Would you transcribe all of the data exactly, down to the last character?

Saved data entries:
-- begin --

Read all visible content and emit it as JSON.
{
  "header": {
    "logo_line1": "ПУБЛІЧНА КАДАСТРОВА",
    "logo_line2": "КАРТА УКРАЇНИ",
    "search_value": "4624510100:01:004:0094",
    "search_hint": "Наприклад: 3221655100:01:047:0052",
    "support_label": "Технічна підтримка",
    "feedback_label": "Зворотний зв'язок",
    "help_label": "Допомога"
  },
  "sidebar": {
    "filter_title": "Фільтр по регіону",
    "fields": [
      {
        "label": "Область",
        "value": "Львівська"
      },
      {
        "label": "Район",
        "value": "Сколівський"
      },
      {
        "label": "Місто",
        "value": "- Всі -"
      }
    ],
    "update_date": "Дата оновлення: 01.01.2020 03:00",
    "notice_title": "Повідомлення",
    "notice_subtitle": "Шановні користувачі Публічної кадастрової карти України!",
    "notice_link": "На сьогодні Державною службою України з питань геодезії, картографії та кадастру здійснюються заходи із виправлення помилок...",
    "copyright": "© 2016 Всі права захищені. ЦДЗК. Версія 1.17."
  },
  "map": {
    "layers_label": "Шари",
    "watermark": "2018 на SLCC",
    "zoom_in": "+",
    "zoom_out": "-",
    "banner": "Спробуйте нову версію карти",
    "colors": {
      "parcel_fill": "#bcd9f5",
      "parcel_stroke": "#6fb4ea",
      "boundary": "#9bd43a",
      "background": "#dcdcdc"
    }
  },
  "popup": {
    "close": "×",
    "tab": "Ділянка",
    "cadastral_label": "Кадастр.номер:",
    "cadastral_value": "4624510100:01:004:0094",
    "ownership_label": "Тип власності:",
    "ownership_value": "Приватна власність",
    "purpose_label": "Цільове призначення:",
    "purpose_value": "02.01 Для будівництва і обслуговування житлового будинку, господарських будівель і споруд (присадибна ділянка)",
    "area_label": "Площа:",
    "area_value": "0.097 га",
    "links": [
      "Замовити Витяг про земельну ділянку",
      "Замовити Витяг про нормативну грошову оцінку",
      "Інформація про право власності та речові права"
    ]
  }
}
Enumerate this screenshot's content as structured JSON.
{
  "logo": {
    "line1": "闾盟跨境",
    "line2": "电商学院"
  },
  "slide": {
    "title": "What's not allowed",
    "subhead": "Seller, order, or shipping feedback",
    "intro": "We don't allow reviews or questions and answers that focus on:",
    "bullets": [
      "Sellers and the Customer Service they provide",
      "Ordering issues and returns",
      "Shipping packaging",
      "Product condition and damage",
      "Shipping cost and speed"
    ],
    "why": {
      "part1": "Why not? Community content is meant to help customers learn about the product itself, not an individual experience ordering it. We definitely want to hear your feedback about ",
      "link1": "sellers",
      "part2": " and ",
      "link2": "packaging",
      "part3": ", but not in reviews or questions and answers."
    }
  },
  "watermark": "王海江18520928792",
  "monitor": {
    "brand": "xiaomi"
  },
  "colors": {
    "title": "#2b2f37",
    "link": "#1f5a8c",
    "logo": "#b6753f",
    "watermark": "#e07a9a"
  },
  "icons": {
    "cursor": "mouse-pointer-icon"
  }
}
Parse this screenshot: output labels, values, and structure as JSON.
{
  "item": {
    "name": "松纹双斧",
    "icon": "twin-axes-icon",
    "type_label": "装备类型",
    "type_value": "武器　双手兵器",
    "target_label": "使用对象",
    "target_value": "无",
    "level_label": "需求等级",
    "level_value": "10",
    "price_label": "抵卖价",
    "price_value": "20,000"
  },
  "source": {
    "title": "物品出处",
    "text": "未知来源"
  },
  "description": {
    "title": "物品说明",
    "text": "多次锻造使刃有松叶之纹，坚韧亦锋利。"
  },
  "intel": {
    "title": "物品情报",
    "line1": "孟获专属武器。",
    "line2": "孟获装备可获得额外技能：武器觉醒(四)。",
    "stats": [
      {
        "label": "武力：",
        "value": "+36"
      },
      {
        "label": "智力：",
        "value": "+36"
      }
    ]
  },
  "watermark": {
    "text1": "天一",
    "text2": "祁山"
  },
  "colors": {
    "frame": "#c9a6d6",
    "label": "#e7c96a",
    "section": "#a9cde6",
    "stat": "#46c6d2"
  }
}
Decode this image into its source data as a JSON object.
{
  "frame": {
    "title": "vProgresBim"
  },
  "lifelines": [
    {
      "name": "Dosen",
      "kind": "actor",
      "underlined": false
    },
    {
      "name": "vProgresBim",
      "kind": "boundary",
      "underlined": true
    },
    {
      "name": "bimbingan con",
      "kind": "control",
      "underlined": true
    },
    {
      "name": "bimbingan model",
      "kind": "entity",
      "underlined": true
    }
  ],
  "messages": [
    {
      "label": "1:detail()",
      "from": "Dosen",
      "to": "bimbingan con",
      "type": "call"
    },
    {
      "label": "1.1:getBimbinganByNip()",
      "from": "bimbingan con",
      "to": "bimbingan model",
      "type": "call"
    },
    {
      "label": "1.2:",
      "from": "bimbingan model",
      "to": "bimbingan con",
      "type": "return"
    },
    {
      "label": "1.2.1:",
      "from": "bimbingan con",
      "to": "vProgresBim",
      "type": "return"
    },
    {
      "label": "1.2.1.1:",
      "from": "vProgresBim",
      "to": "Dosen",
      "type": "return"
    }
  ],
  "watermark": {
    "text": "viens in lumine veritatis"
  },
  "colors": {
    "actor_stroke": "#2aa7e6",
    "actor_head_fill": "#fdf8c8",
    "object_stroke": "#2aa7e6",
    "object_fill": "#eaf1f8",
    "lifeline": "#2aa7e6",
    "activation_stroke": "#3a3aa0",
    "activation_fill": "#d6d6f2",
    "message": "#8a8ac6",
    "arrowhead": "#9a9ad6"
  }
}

-- end --

--- WORKED ANSWER ---
Read all visible content and emit it as JSON.
{
  "header": {
    "logo_line1": "ПУБЛІЧНА КАДАСТРОВА",
    "logo_line2": "КАРТА УКРАЇНИ",
    "search_value": "4624510100:01:004:0094",
    "search_hint": "Наприклад: 3221655100:01:047:0052",
    "support_label": "Технічна підтримка",
    "feedback_label": "Зворотний зв'язок",
    "help_label": "Допомога"
  },
  "sidebar": {
    "filter_title": "Фільтр по регіону",
    "fields": [
      {
        "label": "Область",
        "value": "Львівська"
      },
      {
        "label": "Район",
        "value": "Сколівський"
      },
      {
        "label": "Місто",
        "value": "- Всі -"
      }
    ],
    "update_date": "Дата оновлення: 01.01.2020 03:00",
    "notice_title": "Повідомлення",
    "notice_subtitle": "Шановні користувачі Публічної кадастрової карти України!",
    "notice_link": "На сьогодні Державною службою України з питань геодезії, картографії та кадастру здійснюються заходи із виправлення помилок...",
    "copyright": "© 2016 Всі права захищені. ЦДЗК. Версія 1.17."
  },
  "map": {
    "layers_label": "Шари",
    "watermark": "2018 на SLCC",
    "zoom_in": "+",
    "zoom_out": "-",
    "banner": "Спробуйте нову версію карти",
    "colors": {
      "parcel_fill": "#bcd9f5",
      "parcel_stroke": "#6fb4ea",
      "boundary": "#9bd43a",
      "background": "#dcdcdc"
    }
  },
  "popup": {
    "close": "×",
    "tab": "Ділянка",
    "cadastral_label": "Кадастр.номер:",
    "cadastral_value": "4624510100:01:004:0094",
    "ownership_label": "Тип власності:",
    "ownership_value": "Приватна власність",
    "purpose_label": "Цільове призначення:",
    "purpose_value": "02.01 Для будівництва і обслуговування житлового будинку, господарських будівель і споруд (присадибна ділянка)",
    "area_label": "Площа:",
    "area_value": "0.097 га",
    "links": [
      "Замовити Витяг про земельну ділянку",
      "Замовити Витяг про нормативну грошову оцінку",
      "Інформація про право власності та речові права"
    ]
  }
}
Enumerate this screenshot's content as structured JSON.
{
  "logo": {
    "line1": "闾盟跨境",
    "line2": "电商学院"
  },
  "slide": {
    "title": "What's not allowed",
    "subhead": "Seller, order, or shipping feedback",
    "intro": "We don't allow reviews or questions and answers that focus on:",
    "bullets": [
      "Sellers and the Customer Service they provide",
      "Ordering issues and returns",
      "Shipping packaging",
      "Product condition and damage",
      "Shipping cost and speed"
    ],
    "why": {
      "part1": "Why not? Community content is meant to help customers learn about the product itself, not an individual experience ordering it. We definitely want to hear your feedback about ",
      "link1": "sellers",
      "part2": " and ",
      "link2": "packaging",
      "part3": ", but not in reviews or questions and answers."
    }
  },
  "watermark": "王海江18520928792",
  "monitor": {
    "brand": "xiaomi"
  },
  "colors": {
    "title": "#2b2f37",
    "link": "#1f5a8c",
    "logo": "#b6753f",
    "watermark": "#e07a9a"
  },
  "icons": {
    "cursor": "mouse-pointer-icon"
  }
}
Parse this screenshot: output labels, values, and structure as JSON.
{
  "item": {
    "name": "松纹双斧",
    "icon": "twin-axes-icon",
    "type_label": "装备类型",
    "type_value": "武器　双手兵器",
    "target_label": "使用对象",
    "target_value": "无",
    "level_label": "需求等级",
    "level_value": "10",
    "price_label": "抵卖价",
    "price_value": "20,000"
  },
  "source": {
    "title": "物品出处",
    "text": "未知来源"
  },
  "description": {
    "title": "物品说明",
    "text": "多次锻造使刃有松叶之纹，坚韧亦锋利。"
  },
  "intel": {
    "title": "物品情报",
    "line1": "孟获专属武器。",
    "line2": "孟获装备可获得额外技能：武器觉醒(四)。",
    "stats": [
      {
        "label": "武力：",
        "value": "+36"
      },
      {
        "label": "智力：",
        "value": "+36"
      }
    ]
  },
  "watermark": {
    "text1": "天一",
    "text2": "祁山"
  },
  "colors": {
    "frame": "#c9a6d6",
    "label": "#e7c96a",
    "section": "#a9cde6",
    "stat": "#46c6d2"
  }
}
Decode this image into its source data as a JSON object.
{
  "frame": {
    "title": "vProgresBim"
  },
  "lifelines": [
    {
      "name": "Dosen",
      "kind": "actor",
      "underlined": false
    },
    {
      "name": "vProgresBim",
      "kind": "boundary",
      "underlined": true
    },
    {
      "name": "bimbingan con",
      "kind": "control",
      "underlined": true
    },
    {
      "name": "bimbingan model",
      "kind": "entity",
      "underlined": true
    }
  ],
  "messages": [
    {
      "label": "1:detail()",
      "from": "Dosen",
      "to": "bimbingan con",
      "type": "call"
    },
    {
      "label": "1.1:getBimbinganByNip()",
      "from": "bimbingan con",
      "to": "bimbingan model",
      "type": "call"
    },
    {
      "label": "1.2:",
      "from": "bimbingan model",
      "to": "bimbingan con",
      "type": "return"
    },
    {
      "label": "1.2.1:",
      "from": "bimbingan con",
      "to": "vProgresBim",
      "type": "return"
    },
    {
      "label": "1.2.1.1:",
      "from": "vProgresBim",
      "to": "Dosen",
      "type": "return"
    }
  ],
  "watermark": {
    "text": "viens in lumine veritatis"
  },
  "colors": {
    "actor_stroke": "#2aa7e6",
    "actor_head_fill": "#fdf8c8",
    "object_stroke": "#2aa7e6",
    "object_fill": "#eaf1f8",
    "lifeline": "#2aa7e6",
    "activation_stroke": "#3a3aa0",
    "activation_fill": "#d6d6f2",
    "message": "#8a8ac6",
    "arrowhead": "#9a9ad6"
  }
}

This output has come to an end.